Exercise goal: Look for "دفتر" in the listing below. Gather each line that contains it.

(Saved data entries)
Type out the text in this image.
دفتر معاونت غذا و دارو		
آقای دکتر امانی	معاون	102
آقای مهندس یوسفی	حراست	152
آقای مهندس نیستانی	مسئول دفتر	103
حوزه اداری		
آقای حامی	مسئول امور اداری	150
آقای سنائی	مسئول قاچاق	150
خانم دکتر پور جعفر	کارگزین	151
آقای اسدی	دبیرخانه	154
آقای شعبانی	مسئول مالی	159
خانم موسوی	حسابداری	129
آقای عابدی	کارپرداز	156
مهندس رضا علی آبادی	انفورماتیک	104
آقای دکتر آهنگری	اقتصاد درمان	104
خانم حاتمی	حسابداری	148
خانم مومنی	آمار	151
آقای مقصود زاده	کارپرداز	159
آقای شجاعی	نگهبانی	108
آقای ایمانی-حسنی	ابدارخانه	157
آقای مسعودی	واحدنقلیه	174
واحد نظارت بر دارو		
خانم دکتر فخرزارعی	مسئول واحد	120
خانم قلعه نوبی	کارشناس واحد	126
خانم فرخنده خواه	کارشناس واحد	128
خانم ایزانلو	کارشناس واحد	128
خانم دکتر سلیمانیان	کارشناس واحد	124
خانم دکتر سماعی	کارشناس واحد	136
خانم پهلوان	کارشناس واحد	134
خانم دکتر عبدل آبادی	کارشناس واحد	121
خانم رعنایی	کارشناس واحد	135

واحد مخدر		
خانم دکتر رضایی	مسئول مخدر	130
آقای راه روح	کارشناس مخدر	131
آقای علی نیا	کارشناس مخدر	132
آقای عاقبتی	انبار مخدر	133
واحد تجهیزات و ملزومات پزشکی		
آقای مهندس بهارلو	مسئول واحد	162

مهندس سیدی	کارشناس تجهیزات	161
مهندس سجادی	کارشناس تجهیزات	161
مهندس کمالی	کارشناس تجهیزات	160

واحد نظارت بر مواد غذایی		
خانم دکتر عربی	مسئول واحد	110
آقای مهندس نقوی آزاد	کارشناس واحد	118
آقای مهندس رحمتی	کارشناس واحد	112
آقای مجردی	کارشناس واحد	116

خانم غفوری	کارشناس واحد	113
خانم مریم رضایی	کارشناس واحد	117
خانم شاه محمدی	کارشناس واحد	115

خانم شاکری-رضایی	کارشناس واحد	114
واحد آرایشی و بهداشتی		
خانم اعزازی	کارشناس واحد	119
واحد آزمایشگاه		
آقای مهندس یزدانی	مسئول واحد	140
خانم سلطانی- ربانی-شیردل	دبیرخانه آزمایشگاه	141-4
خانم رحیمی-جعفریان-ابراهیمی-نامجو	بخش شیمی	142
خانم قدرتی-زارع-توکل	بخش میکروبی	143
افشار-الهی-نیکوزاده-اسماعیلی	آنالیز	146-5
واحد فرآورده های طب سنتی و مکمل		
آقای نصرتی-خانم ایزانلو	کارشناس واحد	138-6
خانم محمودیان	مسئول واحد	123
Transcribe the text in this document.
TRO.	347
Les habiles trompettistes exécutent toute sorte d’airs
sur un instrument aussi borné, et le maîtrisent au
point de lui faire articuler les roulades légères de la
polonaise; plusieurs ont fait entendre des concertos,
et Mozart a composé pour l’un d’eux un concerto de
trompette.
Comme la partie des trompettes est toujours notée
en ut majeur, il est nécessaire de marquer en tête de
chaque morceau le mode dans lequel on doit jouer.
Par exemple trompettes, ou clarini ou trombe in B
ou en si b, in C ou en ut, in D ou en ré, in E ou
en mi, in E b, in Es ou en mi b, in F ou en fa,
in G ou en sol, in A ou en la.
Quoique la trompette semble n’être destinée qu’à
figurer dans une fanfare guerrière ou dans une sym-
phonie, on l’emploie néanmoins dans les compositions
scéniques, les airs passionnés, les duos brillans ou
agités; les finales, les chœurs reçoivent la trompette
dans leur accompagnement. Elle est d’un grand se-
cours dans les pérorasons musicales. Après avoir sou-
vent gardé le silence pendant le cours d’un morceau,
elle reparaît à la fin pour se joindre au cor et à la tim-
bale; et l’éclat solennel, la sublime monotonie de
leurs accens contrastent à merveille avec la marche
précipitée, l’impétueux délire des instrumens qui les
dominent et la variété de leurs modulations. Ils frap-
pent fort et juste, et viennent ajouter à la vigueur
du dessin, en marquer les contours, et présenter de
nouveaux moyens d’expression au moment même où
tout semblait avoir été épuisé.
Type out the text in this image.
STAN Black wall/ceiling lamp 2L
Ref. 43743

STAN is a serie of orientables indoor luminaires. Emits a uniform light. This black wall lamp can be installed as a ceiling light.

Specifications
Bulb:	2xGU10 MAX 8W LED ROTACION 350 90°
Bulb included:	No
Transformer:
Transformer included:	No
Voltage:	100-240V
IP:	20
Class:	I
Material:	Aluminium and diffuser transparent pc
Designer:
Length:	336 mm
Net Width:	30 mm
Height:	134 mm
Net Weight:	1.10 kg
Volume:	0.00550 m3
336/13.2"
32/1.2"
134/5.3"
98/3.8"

Right answer:
دفتر معاونت غذا و دارو		
آقای مهندس نیستانی	مسئول دفتر	103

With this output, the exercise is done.